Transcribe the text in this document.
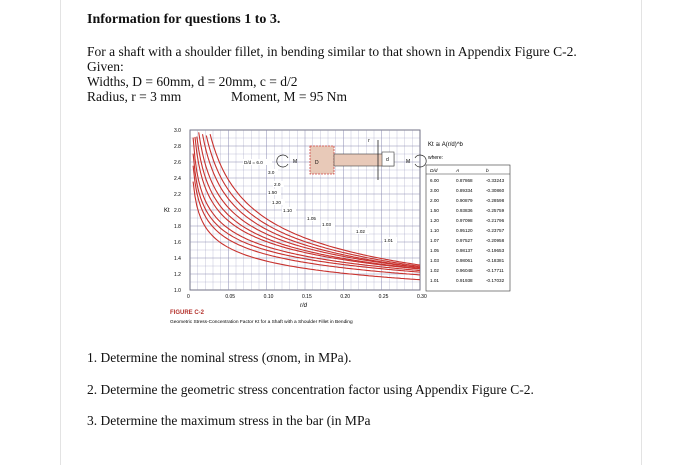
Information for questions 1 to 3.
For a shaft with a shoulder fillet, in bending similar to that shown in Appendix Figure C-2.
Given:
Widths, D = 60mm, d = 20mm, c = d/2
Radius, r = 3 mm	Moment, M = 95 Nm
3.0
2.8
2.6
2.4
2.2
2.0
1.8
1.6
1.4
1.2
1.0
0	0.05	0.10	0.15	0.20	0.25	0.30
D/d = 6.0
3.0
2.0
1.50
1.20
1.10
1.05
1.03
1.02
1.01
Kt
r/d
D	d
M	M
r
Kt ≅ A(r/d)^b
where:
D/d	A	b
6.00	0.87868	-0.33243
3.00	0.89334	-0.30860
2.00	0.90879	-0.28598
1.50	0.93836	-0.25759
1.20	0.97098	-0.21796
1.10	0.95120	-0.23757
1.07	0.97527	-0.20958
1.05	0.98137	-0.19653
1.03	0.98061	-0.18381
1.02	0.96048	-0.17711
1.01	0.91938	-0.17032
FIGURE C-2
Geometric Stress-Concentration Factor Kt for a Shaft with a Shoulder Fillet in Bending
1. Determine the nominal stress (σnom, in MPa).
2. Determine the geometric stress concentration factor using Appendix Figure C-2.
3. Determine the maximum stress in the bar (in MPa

──────────

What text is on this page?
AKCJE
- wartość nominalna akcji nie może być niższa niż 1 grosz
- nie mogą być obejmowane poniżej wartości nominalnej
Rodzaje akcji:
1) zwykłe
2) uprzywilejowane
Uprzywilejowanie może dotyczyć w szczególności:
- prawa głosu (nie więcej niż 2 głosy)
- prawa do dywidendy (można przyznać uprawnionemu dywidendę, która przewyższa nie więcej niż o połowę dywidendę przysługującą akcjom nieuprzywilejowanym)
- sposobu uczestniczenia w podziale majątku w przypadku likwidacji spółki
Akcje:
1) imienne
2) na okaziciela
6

──────────

→ EXERCISE DETAILS
Where a line contains "this", copy that line.

→ TASK OUTPUT
Transcribe the text in this document.
What text is on this page?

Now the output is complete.